▶ _AIM_
Every entry below must be repeated exactly; skip the pictures.

▶ _RECORDS_
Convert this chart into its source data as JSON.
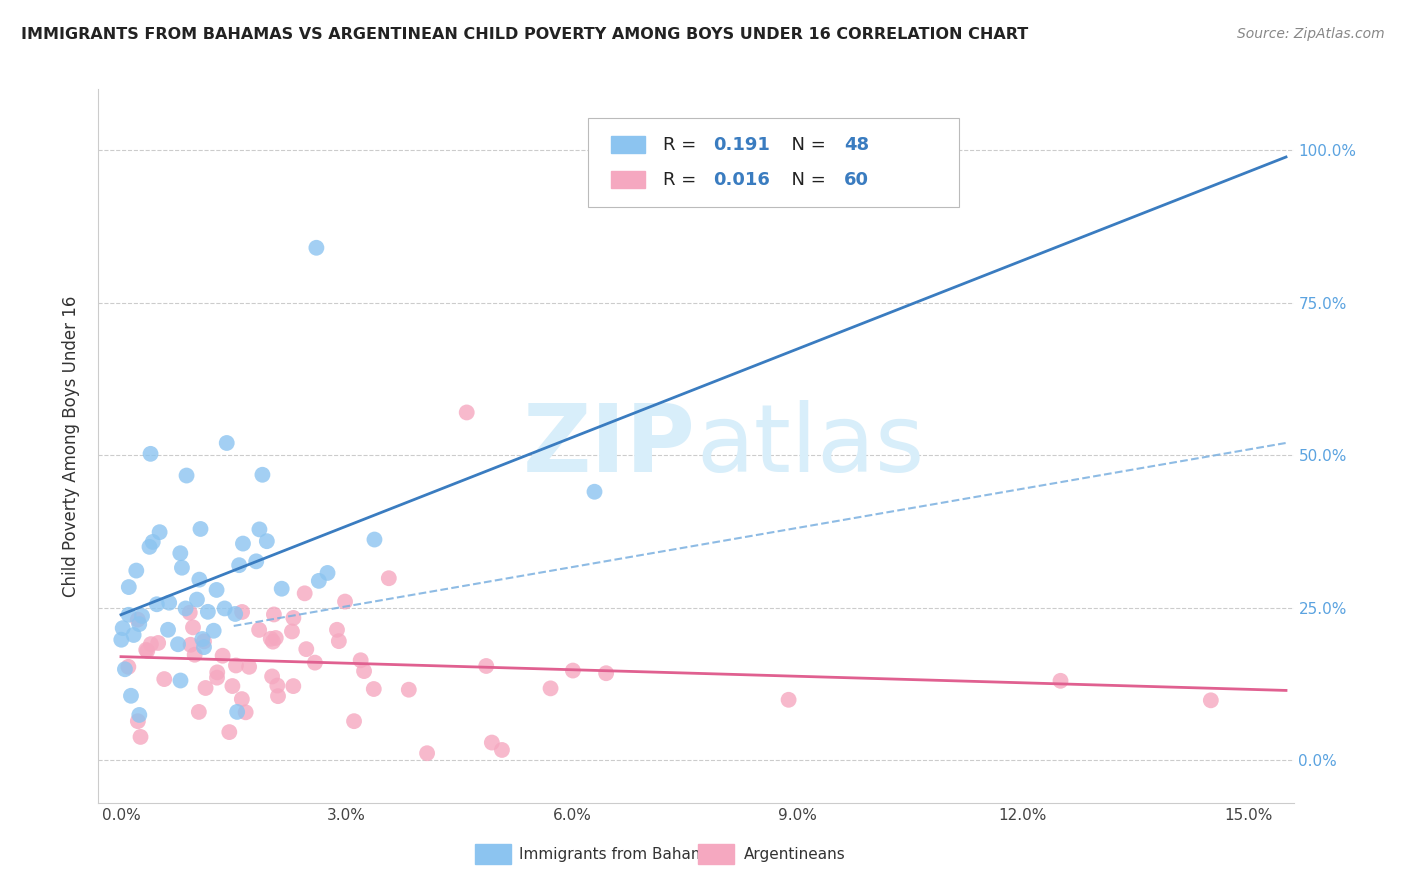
{
  "title": "IMMIGRANTS FROM BAHAMAS VS ARGENTINEAN CHILD POVERTY AMONG BOYS UNDER 16 CORRELATION CHART",
  "source": "Source: ZipAtlas.com",
  "ylabel": "Child Poverty Among Boys Under 16",
  "legend_label1": "Immigrants from Bahamas",
  "legend_label2": "Argentineans",
  "R1": "0.191",
  "N1": "48",
  "R2": "0.016",
  "N2": "60",
  "color1": "#8CC4F0",
  "color2": "#F5A8C0",
  "line_color1": "#3A7CC0",
  "line_color2": "#E06090",
  "dash_color": "#7AB0E0",
  "watermark_color": "#D8EEFA",
  "right_tick_color": "#5BA3E0",
  "x_ticks": [
    0.0,
    0.03,
    0.06,
    0.09,
    0.12,
    0.15
  ],
  "x_tick_labels": [
    "0.0%",
    "3.0%",
    "6.0%",
    "9.0%",
    "12.0%",
    "15.0%"
  ],
  "y_ticks": [
    0.0,
    0.25,
    0.5,
    0.75,
    1.0
  ],
  "y_tick_labels_right": [
    "0.0%",
    "25.0%",
    "50.0%",
    "75.0%",
    "100.0%"
  ],
  "xlim": [
    -0.003,
    0.156
  ],
  "ylim": [
    -0.07,
    1.1
  ]
}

▶ _RESULT_
Convert this chart into its source data as JSON.
{
  "title": "IMMIGRANTS FROM BAHAMAS VS ARGENTINEAN CHILD POVERTY AMONG BOYS UNDER 16 CORRELATION CHART",
  "source": "Source: ZipAtlas.com",
  "ylabel": "Child Poverty Among Boys Under 16",
  "legend_label1": "Immigrants from Bahamas",
  "legend_label2": "Argentineans",
  "R1": "0.191",
  "N1": "48",
  "R2": "0.016",
  "N2": "60",
  "color1": "#8CC4F0",
  "color2": "#F5A8C0",
  "line_color1": "#3A7CC0",
  "line_color2": "#E06090",
  "dash_color": "#7AB0E0",
  "watermark_color": "#D8EEFA",
  "right_tick_color": "#5BA3E0",
  "x_ticks": [
    0.0,
    0.03,
    0.06,
    0.09,
    0.12,
    0.15
  ],
  "x_tick_labels": [
    "0.0%",
    "3.0%",
    "6.0%",
    "9.0%",
    "12.0%",
    "15.0%"
  ],
  "y_ticks": [
    0.0,
    0.25,
    0.5,
    0.75,
    1.0
  ],
  "y_tick_labels_right": [
    "0.0%",
    "25.0%",
    "50.0%",
    "75.0%",
    "100.0%"
  ],
  "xlim": [
    -0.003,
    0.156
  ],
  "ylim": [
    -0.07,
    1.1
  ]
}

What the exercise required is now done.